** start of Listing **

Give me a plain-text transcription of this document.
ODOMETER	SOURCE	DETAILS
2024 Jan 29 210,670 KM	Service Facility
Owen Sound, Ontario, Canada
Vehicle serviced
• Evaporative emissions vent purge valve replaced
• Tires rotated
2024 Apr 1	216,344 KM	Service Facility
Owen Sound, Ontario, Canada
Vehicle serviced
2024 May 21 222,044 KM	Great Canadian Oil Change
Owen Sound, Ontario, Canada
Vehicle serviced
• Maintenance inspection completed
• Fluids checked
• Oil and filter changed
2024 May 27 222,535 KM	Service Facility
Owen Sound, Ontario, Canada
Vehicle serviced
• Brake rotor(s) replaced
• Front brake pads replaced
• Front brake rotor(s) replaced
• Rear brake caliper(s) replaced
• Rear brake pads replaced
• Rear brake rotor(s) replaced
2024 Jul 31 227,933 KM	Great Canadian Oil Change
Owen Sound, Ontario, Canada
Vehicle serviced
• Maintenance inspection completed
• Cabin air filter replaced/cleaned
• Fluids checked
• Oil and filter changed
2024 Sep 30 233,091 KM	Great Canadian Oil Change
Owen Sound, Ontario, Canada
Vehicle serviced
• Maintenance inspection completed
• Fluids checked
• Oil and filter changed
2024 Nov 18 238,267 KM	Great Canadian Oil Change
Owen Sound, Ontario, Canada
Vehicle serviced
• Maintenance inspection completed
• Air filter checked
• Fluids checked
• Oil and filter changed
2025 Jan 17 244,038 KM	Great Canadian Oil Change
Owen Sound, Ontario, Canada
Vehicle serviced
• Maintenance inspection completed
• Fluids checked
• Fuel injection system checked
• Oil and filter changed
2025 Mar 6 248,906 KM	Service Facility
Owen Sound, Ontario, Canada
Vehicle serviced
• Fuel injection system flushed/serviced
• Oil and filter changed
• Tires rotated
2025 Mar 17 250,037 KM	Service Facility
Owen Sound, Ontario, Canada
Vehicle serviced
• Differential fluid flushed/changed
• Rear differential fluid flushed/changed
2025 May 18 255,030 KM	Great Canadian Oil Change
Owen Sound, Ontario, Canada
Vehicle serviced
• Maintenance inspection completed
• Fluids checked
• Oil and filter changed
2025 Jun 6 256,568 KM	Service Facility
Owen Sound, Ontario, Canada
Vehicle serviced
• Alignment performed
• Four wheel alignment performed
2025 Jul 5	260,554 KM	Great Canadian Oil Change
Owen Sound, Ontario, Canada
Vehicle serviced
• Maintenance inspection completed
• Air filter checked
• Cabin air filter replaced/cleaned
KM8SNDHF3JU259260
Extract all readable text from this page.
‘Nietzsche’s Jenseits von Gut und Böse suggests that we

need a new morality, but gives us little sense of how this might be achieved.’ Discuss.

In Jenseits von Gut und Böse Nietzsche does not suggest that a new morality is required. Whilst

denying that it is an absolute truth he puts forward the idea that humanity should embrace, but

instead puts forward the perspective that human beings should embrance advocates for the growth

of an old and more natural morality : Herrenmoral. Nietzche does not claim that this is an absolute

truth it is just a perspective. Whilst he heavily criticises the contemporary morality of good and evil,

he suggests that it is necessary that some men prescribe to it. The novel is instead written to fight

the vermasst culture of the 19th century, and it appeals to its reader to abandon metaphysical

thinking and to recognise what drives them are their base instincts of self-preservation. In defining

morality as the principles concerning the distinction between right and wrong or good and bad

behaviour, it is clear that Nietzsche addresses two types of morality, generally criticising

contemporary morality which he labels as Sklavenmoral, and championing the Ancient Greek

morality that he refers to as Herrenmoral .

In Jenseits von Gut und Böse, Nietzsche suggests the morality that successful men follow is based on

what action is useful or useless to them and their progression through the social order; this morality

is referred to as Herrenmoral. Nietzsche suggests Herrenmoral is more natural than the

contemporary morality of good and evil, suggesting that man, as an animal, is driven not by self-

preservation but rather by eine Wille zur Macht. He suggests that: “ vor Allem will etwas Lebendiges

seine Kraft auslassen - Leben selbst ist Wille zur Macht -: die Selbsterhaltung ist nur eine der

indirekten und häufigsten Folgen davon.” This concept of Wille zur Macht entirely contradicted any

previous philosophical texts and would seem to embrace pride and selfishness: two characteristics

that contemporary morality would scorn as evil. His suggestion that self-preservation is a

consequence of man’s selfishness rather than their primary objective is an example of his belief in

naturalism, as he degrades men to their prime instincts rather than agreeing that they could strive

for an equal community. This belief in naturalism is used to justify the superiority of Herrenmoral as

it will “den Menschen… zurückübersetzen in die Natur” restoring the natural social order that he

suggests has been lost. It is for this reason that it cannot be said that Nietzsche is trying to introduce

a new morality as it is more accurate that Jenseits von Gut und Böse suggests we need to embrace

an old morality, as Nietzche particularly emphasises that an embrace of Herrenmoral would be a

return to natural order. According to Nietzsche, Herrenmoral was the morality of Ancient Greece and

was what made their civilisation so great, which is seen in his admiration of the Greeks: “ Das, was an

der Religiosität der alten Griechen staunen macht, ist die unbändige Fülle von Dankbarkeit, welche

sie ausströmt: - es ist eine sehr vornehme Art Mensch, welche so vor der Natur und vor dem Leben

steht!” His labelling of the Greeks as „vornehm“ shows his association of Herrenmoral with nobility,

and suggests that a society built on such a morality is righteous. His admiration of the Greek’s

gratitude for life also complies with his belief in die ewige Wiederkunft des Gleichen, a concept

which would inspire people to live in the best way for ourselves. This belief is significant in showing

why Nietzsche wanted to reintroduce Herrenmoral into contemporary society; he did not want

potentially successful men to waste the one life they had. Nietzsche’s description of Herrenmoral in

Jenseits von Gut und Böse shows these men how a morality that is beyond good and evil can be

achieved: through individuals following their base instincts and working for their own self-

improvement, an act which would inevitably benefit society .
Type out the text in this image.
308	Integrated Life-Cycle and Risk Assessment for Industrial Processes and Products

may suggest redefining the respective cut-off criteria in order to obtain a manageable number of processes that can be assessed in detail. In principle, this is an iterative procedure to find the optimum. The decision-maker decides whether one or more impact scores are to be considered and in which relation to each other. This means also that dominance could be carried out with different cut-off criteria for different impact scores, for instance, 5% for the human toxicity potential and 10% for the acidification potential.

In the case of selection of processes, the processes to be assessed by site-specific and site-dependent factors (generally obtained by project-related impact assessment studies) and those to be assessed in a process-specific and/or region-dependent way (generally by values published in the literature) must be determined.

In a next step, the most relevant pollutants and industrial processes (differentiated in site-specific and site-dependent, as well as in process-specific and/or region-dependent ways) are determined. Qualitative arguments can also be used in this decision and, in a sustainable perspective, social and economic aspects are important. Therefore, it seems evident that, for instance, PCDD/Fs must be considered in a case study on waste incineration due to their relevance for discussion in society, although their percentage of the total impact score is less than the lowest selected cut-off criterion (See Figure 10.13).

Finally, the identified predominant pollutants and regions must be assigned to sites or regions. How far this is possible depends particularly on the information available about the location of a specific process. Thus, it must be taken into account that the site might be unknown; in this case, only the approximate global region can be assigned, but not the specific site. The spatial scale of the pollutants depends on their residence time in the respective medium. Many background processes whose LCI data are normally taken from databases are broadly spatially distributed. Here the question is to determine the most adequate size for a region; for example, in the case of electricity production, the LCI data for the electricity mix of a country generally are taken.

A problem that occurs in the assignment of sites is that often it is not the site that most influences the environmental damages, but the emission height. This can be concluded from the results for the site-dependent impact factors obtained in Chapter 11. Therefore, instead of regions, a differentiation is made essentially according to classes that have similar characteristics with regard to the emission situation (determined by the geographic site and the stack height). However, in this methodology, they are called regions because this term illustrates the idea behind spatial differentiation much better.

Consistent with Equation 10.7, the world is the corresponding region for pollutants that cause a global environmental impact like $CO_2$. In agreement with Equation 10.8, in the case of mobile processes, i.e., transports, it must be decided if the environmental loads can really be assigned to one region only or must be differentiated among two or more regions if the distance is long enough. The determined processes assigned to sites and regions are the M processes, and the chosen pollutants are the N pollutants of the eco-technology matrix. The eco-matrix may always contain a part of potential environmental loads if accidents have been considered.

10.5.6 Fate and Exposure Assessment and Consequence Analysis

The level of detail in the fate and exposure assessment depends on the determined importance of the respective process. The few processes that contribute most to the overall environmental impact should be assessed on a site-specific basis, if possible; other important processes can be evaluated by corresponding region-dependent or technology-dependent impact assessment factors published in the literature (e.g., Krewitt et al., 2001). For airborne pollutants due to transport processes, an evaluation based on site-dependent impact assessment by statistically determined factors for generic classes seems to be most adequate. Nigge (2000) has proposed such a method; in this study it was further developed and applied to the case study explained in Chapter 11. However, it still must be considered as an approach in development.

** end of Listing **

__Problem to work on__:
Every line that holds the string "contemporary" should be returned.

__Written response__:
truth it is just a perspective. Whilst he heavily criticises the contemporary morality of good and evil,
contemporary morality which he labels as Sklavenmoral, and championing the Ancient Greek
contemporary morality of good and evil, suggesting that man, as an animal, is driven not by self-
that contemporary morality would scorn as evil. His suggestion that self-preservation is a
why Nietzsche wanted to reintroduce Herrenmoral into contemporary society; he did not want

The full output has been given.